== REQUIREMENTS ==
Lay out the stretch from the start of the entries through the line containing "svg-text:16. 7: 16." as a JSON list of strings, one string per line, with blank lines left out. Include only those lines.

== Layout annotation data ==
- - - -

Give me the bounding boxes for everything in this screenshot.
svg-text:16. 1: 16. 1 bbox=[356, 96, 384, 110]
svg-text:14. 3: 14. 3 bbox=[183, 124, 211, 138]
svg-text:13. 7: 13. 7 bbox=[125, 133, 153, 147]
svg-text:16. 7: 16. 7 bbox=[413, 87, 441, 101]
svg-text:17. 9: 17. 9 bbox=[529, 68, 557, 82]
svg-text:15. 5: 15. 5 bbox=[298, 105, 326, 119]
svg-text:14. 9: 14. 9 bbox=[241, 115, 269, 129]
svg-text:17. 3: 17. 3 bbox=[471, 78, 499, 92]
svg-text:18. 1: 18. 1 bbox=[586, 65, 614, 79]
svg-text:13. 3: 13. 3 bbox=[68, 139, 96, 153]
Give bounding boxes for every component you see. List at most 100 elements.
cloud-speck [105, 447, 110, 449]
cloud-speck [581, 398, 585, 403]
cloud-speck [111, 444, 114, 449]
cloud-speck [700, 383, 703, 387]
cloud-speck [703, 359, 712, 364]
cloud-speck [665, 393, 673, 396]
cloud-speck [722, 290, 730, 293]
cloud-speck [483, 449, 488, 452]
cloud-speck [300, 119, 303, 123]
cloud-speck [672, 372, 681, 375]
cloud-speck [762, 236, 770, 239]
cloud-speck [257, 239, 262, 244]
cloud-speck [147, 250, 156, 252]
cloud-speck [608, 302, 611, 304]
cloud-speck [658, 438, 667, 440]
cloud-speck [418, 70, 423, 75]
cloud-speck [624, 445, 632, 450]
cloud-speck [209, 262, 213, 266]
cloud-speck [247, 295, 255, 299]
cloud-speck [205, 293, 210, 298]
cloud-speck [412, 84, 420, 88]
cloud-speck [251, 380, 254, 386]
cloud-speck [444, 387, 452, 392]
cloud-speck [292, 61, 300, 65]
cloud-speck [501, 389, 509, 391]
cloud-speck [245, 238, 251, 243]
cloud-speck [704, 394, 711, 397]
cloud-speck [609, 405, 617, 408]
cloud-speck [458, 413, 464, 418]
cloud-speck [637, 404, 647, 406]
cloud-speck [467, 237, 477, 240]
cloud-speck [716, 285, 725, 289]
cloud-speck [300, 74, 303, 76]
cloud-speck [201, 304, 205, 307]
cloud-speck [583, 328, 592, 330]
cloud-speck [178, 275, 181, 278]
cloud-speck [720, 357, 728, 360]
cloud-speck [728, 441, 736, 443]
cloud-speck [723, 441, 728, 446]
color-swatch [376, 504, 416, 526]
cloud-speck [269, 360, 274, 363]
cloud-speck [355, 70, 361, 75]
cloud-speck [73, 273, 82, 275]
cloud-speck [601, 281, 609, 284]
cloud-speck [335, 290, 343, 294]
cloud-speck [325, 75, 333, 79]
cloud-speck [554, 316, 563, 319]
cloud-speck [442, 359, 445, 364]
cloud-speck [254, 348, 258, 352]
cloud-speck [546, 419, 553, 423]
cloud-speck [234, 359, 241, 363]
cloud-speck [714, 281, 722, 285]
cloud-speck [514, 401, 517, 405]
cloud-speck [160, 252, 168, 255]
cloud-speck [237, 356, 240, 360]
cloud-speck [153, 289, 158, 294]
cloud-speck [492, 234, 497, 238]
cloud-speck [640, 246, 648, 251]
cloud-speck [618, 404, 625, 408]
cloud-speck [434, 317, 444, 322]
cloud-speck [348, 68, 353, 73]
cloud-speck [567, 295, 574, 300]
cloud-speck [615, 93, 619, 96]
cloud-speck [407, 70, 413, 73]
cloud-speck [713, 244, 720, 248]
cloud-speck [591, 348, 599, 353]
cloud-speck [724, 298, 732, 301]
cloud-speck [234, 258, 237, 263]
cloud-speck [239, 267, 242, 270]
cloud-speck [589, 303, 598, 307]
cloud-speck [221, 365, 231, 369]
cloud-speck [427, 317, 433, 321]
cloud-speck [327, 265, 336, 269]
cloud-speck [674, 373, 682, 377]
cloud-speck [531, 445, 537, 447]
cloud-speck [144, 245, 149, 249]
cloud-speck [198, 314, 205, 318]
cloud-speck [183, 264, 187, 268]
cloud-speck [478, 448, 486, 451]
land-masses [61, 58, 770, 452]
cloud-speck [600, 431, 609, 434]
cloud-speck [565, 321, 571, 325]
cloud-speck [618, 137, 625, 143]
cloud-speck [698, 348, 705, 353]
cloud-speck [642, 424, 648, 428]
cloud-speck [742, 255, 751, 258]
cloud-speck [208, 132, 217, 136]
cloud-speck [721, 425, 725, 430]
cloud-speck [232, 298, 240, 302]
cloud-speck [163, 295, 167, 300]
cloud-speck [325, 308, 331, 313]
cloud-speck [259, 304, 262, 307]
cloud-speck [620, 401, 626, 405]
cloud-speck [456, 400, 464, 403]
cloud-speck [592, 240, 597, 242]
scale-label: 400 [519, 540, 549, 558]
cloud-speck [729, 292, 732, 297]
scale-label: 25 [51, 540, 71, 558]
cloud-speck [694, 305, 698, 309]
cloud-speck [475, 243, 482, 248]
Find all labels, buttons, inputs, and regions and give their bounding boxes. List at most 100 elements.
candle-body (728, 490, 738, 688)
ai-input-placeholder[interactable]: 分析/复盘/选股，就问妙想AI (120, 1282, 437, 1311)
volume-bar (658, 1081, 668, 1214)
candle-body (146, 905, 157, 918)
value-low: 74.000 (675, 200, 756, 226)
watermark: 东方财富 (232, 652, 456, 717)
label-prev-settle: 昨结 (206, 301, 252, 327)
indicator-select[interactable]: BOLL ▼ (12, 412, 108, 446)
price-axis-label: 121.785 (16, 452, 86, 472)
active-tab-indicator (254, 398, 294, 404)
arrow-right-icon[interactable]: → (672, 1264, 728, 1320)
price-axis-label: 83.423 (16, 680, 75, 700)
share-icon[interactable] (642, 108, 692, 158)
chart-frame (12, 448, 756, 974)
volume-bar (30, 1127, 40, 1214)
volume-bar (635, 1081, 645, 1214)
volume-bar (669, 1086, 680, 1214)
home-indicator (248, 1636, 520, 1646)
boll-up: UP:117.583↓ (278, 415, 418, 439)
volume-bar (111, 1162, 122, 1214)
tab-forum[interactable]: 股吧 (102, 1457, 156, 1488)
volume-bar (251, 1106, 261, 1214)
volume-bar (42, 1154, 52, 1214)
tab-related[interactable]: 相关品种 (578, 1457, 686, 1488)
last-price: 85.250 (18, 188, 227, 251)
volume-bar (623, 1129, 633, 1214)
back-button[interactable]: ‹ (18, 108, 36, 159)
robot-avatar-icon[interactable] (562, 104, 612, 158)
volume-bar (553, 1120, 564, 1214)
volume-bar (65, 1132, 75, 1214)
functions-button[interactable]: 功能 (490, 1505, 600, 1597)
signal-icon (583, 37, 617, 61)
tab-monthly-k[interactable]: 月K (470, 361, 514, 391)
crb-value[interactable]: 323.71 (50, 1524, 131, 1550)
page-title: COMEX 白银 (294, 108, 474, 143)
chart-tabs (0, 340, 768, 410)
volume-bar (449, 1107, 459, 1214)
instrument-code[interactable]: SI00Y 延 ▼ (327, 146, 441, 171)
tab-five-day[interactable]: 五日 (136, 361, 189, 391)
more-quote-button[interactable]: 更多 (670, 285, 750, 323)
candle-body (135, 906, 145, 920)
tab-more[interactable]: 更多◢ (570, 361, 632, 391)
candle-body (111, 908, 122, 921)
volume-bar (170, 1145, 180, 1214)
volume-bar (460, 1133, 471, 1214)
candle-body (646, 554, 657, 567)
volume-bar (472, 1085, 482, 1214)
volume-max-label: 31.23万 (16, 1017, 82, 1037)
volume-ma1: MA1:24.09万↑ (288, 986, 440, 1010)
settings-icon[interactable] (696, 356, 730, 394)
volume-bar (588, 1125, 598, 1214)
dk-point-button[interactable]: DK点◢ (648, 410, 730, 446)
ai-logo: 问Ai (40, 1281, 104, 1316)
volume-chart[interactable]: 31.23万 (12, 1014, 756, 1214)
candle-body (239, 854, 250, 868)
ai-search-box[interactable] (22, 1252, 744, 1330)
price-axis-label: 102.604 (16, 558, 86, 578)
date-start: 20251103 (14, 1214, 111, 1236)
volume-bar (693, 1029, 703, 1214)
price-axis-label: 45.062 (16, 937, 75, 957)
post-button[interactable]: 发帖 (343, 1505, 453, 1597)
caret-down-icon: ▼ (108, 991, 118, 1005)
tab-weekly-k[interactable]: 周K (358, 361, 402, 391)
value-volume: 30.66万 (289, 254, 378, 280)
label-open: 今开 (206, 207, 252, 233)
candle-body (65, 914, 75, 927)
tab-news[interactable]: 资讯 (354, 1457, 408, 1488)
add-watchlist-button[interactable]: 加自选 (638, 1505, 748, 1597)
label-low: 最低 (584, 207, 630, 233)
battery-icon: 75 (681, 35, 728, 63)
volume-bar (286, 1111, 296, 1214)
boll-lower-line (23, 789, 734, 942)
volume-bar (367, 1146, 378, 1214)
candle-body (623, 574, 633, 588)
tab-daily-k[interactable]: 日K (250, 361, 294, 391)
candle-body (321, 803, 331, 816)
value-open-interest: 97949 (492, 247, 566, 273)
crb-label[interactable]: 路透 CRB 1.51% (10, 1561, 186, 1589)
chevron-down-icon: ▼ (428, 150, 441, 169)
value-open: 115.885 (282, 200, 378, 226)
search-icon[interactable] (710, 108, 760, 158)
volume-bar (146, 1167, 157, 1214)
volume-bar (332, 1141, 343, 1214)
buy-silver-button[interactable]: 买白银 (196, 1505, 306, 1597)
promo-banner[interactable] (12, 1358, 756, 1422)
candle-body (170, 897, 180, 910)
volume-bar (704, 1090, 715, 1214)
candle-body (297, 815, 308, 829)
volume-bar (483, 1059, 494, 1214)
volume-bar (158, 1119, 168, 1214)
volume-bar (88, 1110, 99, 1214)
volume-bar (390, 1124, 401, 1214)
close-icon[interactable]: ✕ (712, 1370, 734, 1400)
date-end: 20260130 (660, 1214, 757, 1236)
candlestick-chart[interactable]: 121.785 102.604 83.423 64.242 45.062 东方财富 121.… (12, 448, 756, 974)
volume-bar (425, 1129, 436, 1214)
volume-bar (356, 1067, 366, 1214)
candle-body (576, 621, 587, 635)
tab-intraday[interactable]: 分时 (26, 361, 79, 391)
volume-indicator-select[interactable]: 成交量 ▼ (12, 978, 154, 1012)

- - - -

== SOLUTION FOR THIS TASK ==
[
  "Give me the bounding boxes for everything in this screenshot.",
  "svg-text:16. 1: 16. 1 bbox=[356, 96, 384, 110]",
  "svg-text:14. 3: 14. 3 bbox=[183, 124, 211, 138]",
  "svg-text:13. 7: 13. 7 bbox=[125, 133, 153, 147]",
  "svg-text:16. 7: 16. 7 bbox=[413, 87, 441, 101]"
]